Dataset entries on figures:
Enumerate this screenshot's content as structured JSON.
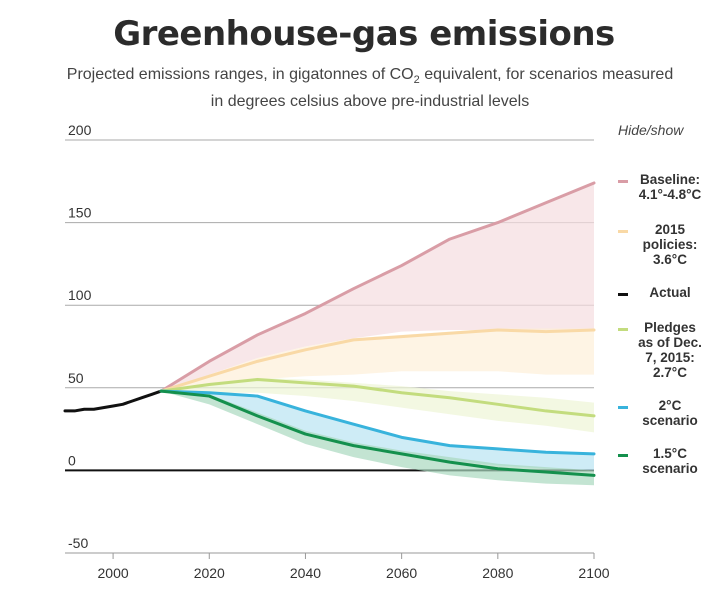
{
  "title": "Greenhouse-gas emissions",
  "subtitle_pre": "Projected emissions ranges, in gigatonnes of CO",
  "subtitle_sub": "2",
  "subtitle_post": " equivalent, for scenarios measured in degrees celsius above pre-industrial levels",
  "legend": {
    "hide_show": "Hide/show",
    "items": [
      {
        "label_lines": [
          "Baseline:",
          "4.1°-4.8°C"
        ],
        "color": "#d99da6"
      },
      {
        "label_lines": [
          "2015",
          "policies:",
          "3.6°C"
        ],
        "color": "#f9d9a6"
      },
      {
        "label_lines": [
          "Actual"
        ],
        "color": "#111111"
      },
      {
        "label_lines": [
          "Pledges",
          "as of Dec.",
          "7, 2015:",
          "2.7°C"
        ],
        "color": "#c3dc7e"
      },
      {
        "label_lines": [
          "2°C",
          "scenario"
        ],
        "color": "#38b3dc"
      },
      {
        "label_lines": [
          "1.5°C",
          "scenario"
        ],
        "color": "#14904d"
      }
    ]
  },
  "chart_data": {
    "type": "line",
    "xlim": [
      1990,
      2100
    ],
    "ylim": [
      -50,
      200
    ],
    "x_ticks": [
      "2000",
      "2020",
      "2040",
      "2060",
      "2080",
      "2100"
    ],
    "y_ticks": [
      "200",
      "150",
      "100",
      "50",
      "0",
      "-50"
    ],
    "grid": true,
    "series": [
      {
        "name": "Actual",
        "color": "#111111",
        "x": [
          1990,
          1992,
          1994,
          1996,
          1998,
          2000,
          2002,
          2004,
          2006,
          2008,
          2010
        ],
        "y": [
          36,
          36,
          37,
          37,
          38,
          39,
          40,
          42,
          44,
          46,
          48
        ]
      },
      {
        "name": "Baseline: 4.1°-4.8°C",
        "color": "#d99da6",
        "band_color": "#f5dde0",
        "x": [
          2010,
          2020,
          2030,
          2040,
          2050,
          2060,
          2070,
          2080,
          2090,
          2100
        ],
        "y": [
          48,
          66,
          82,
          95,
          110,
          124,
          140,
          150,
          162,
          174
        ],
        "band_upper": [
          48,
          66,
          82,
          95,
          110,
          124,
          140,
          150,
          162,
          174
        ],
        "band_lower": [
          48,
          58,
          68,
          75,
          80,
          84,
          85,
          85,
          85,
          85
        ]
      },
      {
        "name": "2015 policies: 3.6°C",
        "color": "#f9d9a6",
        "band_color": "#fdf0d8",
        "x": [
          2010,
          2020,
          2030,
          2040,
          2050,
          2060,
          2070,
          2080,
          2090,
          2100
        ],
        "y": [
          48,
          57,
          66,
          73,
          79,
          81,
          83,
          85,
          84,
          85
        ],
        "band_upper": [
          48,
          58,
          68,
          75,
          80,
          82,
          84,
          86,
          86,
          86
        ],
        "band_lower": [
          48,
          52,
          55,
          57,
          58,
          60,
          60,
          60,
          58,
          58
        ]
      },
      {
        "name": "Pledges as of Dec. 7, 2015: 2.7°C",
        "color": "#c3dc7e",
        "band_color": "#eef5d6",
        "x": [
          2010,
          2020,
          2030,
          2040,
          2050,
          2060,
          2070,
          2080,
          2090,
          2100
        ],
        "y": [
          48,
          52,
          55,
          53,
          51,
          47,
          44,
          40,
          36,
          33
        ],
        "band_upper": [
          48,
          53,
          56,
          55,
          53,
          51,
          48,
          46,
          44,
          41
        ],
        "band_lower": [
          48,
          47,
          47,
          45,
          42,
          38,
          34,
          30,
          27,
          23
        ]
      },
      {
        "name": "2°C scenario",
        "color": "#38b3dc",
        "band_color": "#b9e4f2",
        "x": [
          2010,
          2020,
          2030,
          2040,
          2050,
          2060,
          2070,
          2080,
          2090,
          2100
        ],
        "y": [
          48,
          47,
          45,
          36,
          28,
          20,
          15,
          13,
          11,
          10
        ],
        "band_upper": [
          48,
          47,
          45,
          36,
          28,
          20,
          15,
          13,
          11,
          10
        ],
        "band_lower": [
          48,
          44,
          33,
          22,
          15,
          10,
          6,
          3,
          1,
          0
        ]
      },
      {
        "name": "1.5°C scenario",
        "color": "#14904d",
        "band_color": "#a9d9bf",
        "x": [
          2010,
          2020,
          2030,
          2040,
          2050,
          2060,
          2070,
          2080,
          2090,
          2100
        ],
        "y": [
          48,
          45,
          33,
          22,
          15,
          10,
          5,
          1,
          -1,
          -3
        ],
        "band_upper": [
          48,
          46,
          35,
          24,
          17,
          12,
          8,
          4,
          2,
          0
        ],
        "band_lower": [
          48,
          40,
          28,
          16,
          8,
          2,
          -3,
          -6,
          -8,
          -9
        ]
      }
    ]
  }
}
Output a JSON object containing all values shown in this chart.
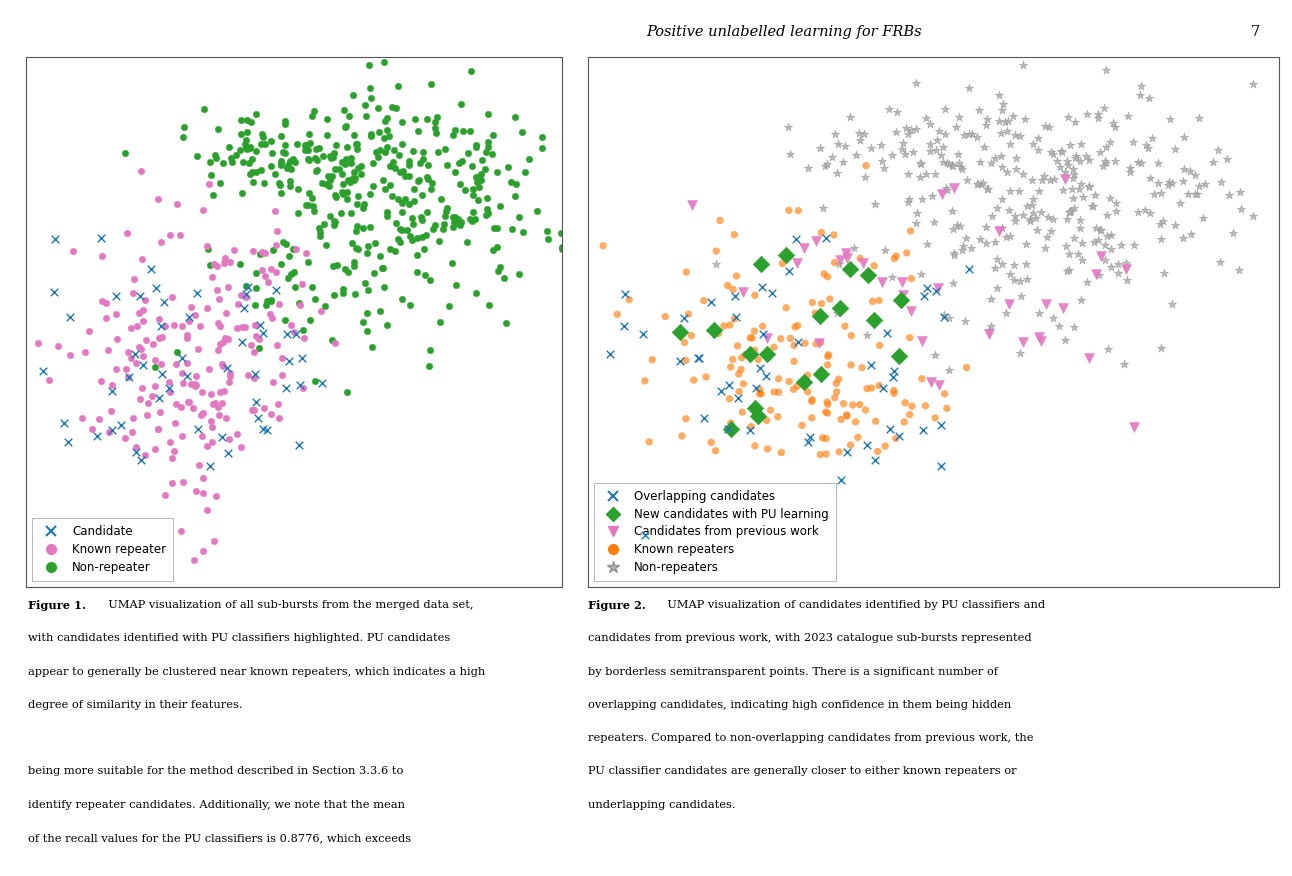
{
  "page_header": "Positive unlabelled learning for FRBs",
  "page_number": "7",
  "fig1_colors": [
    "#1f77b4",
    "#e377c2",
    "#2ca02c"
  ],
  "fig2_colors": [
    "#1f77b4",
    "#2ca02c",
    "#e377c2",
    "#ff7f0e",
    "#808080"
  ],
  "background_color": "#ffffff",
  "cap1_bold": "Figure 1.",
  "cap1_rest": "  UMAP visualization of all sub-bursts from the merged data set, with candidates identified with PU classifiers highlighted. PU candidates appear to generally be clustered near known repeaters, which indicates a high degree of similarity in their features.",
  "cap2_bold": "Figure 2.",
  "cap2_rest": "  UMAP visualization of candidates identified by PU classifiers and candidates from previous work, with 2023 catalogue sub-bursts represented by borderless semitransparent points. There is a significant number of overlapping candidates, indicating high confidence in them being hidden repeaters. Compared to non-overlapping candidates from previous work, the PU classifier candidates are generally closer to either known repeaters or underlapping candidates.",
  "body_text": "being more suitable for the method described in Section 3.3.6 to identify repeater candidates. Additionally, we note that the mean of the recall values for the PU classifiers is 0.8776, which exceeds",
  "header_italic": "Positive unlabelled learning for FRBs",
  "page_num": "7"
}
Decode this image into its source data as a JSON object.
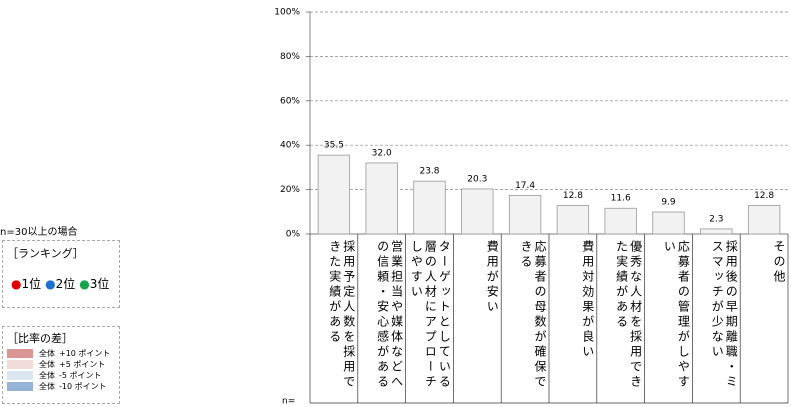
{
  "chart_data": {
    "type": "bar",
    "categories": [
      "採用予定人数を採用できた実績がある",
      "営業担当や媒体などへの信頼・安心感がある",
      "ターゲットとしている層の人材にアプローチしやすい",
      "費用が安い",
      "応募者の母数が確保できる",
      "費用対効果が良い",
      "優秀な人材を採用できた実績がある",
      "応募者の管理がしやすい",
      "採用後の早期離職・ミスマッチが少ない",
      "その他"
    ],
    "values": [
      35.5,
      32.0,
      23.8,
      20.3,
      17.4,
      12.8,
      11.6,
      9.9,
      2.3,
      12.8
    ],
    "value_labels": [
      "35.5",
      "32.0",
      "23.8",
      "20.3",
      "17.4",
      "12.8",
      "11.6",
      "9.9",
      "2.3",
      "12.8"
    ],
    "color": "#f2f2f2",
    "ylim": [
      0,
      100
    ],
    "yticks": [
      {
        "value": 0,
        "label": "0%"
      },
      {
        "value": 20,
        "label": "20%"
      },
      {
        "value": 40,
        "label": "40%"
      },
      {
        "value": 60,
        "label": "60%"
      },
      {
        "value": 80,
        "label": "80%"
      },
      {
        "value": 100,
        "label": "100%"
      }
    ],
    "grid": true,
    "n_label": "n="
  },
  "side_panel": {
    "note": "n=30以上の場合",
    "ranking": {
      "title": "［ランキング］",
      "items": [
        {
          "mark": "●",
          "label": "1位",
          "color": "#e00000"
        },
        {
          "mark": "●",
          "label": "2位",
          "color": "#1f6fd0"
        },
        {
          "mark": "●",
          "label": "3位",
          "color": "#16a34a"
        }
      ]
    },
    "diff": {
      "title": "［比率の差］",
      "items": [
        {
          "base": "全体",
          "label": "+10 ポイント",
          "color": "#da9694"
        },
        {
          "base": "全体",
          "label": "+5 ポイント",
          "color": "#f2dcdb"
        },
        {
          "base": "全体",
          "label": "-5 ポイント",
          "color": "#dce6f1"
        },
        {
          "base": "全体",
          "label": "-10 ポイント",
          "color": "#95b3d7"
        }
      ]
    }
  }
}
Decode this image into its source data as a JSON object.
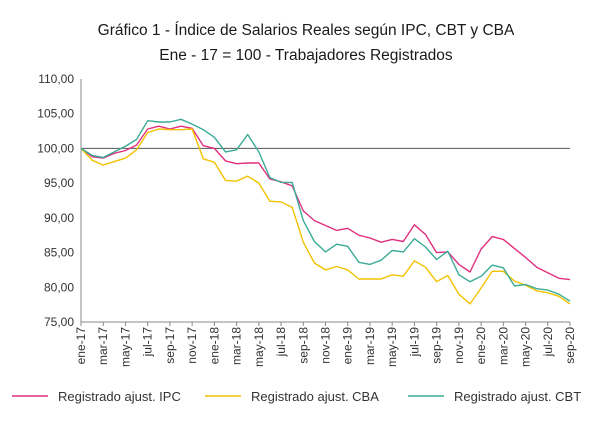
{
  "chart_data": {
    "type": "line",
    "title": "Gráfico 1 - Índice de Salarios Reales según IPC, CBT y CBA",
    "subtitle": "Ene - 17 = 100 - Trabajadores Registrados",
    "xlabel": "",
    "ylabel": "",
    "ylim": [
      75,
      110
    ],
    "yticks": [
      "110,00",
      "105,00",
      "100,00",
      "95,00",
      "90,00",
      "85,00",
      "80,00",
      "75,00"
    ],
    "reference_line": 100,
    "grid": false,
    "legend_position": "bottom",
    "x": [
      "ene-17",
      "feb-17",
      "mar-17",
      "abr-17",
      "may-17",
      "jun-17",
      "jul-17",
      "ago-17",
      "sep-17",
      "oct-17",
      "nov-17",
      "dic-17",
      "ene-18",
      "feb-18",
      "mar-18",
      "abr-18",
      "may-18",
      "jun-18",
      "jul-18",
      "ago-18",
      "sep-18",
      "oct-18",
      "nov-18",
      "dic-18",
      "ene-19",
      "feb-19",
      "mar-19",
      "abr-19",
      "may-19",
      "jun-19",
      "jul-19",
      "ago-19",
      "sep-19",
      "oct-19",
      "nov-19",
      "dic-19",
      "ene-20",
      "feb-20",
      "mar-20",
      "abr-20",
      "may-20",
      "jun-20",
      "jul-20",
      "ago-20",
      "sep-20"
    ],
    "x_tick_labels": [
      "ene-17",
      "mar-17",
      "may-17",
      "jul-17",
      "sep-17",
      "nov-17",
      "ene-18",
      "mar-18",
      "may-18",
      "jul-18",
      "sep-18",
      "nov-18",
      "ene-19",
      "mar-19",
      "may-19",
      "jul-19",
      "sep-19",
      "nov-19",
      "ene-20",
      "mar-20",
      "may-20",
      "jul-20",
      "sep-20"
    ],
    "series": [
      {
        "name": "Registrado ajust. IPC",
        "color": "#e0307f",
        "values": [
          100.0,
          98.8,
          98.6,
          99.3,
          99.7,
          100.5,
          102.8,
          103.2,
          102.8,
          103.2,
          102.9,
          100.4,
          100.0,
          98.2,
          97.8,
          97.9,
          97.9,
          95.6,
          95.2,
          94.6,
          91.0,
          89.6,
          88.9,
          88.2,
          88.5,
          87.5,
          87.1,
          86.5,
          86.9,
          86.6,
          89.0,
          87.6,
          85.0,
          85.1,
          83.3,
          82.2,
          85.5,
          87.3,
          86.9,
          85.6,
          84.3,
          82.9,
          82.1,
          81.3,
          81.1
        ]
      },
      {
        "name": "Registrado ajust. CBA",
        "color": "#f2c200",
        "values": [
          100.0,
          98.3,
          97.6,
          98.1,
          98.6,
          99.8,
          102.3,
          102.8,
          102.7,
          102.7,
          102.8,
          98.5,
          98.0,
          95.4,
          95.3,
          96.0,
          95.0,
          92.4,
          92.3,
          91.5,
          86.5,
          83.5,
          82.5,
          83.0,
          82.5,
          81.2,
          81.2,
          81.2,
          81.8,
          81.6,
          83.8,
          82.9,
          80.8,
          81.7,
          79.0,
          77.6,
          79.9,
          82.3,
          82.3,
          80.9,
          80.3,
          79.5,
          79.2,
          78.7,
          77.6
        ]
      },
      {
        "name": "Registrado ajust. CBT",
        "color": "#3aab96",
        "values": [
          100.0,
          99.0,
          98.7,
          99.5,
          100.3,
          101.3,
          104.0,
          103.8,
          103.8,
          104.2,
          103.5,
          102.7,
          101.6,
          99.5,
          99.8,
          102.0,
          99.5,
          95.8,
          95.1,
          95.1,
          89.6,
          86.6,
          85.1,
          86.2,
          85.9,
          83.6,
          83.3,
          83.9,
          85.3,
          85.1,
          87.0,
          85.8,
          84.0,
          85.2,
          81.8,
          80.8,
          81.6,
          83.2,
          82.8,
          80.2,
          80.4,
          79.8,
          79.6,
          79.0,
          78.0
        ]
      }
    ]
  }
}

Exercise requirements: Where a line in the entries holds the word "ポイント", copy that line.

Result for this task:
          "label": "+10 ポイント",
          "label": "+5 ポイント",
          "label": "-5 ポイント",
          "label": "-10 ポイント",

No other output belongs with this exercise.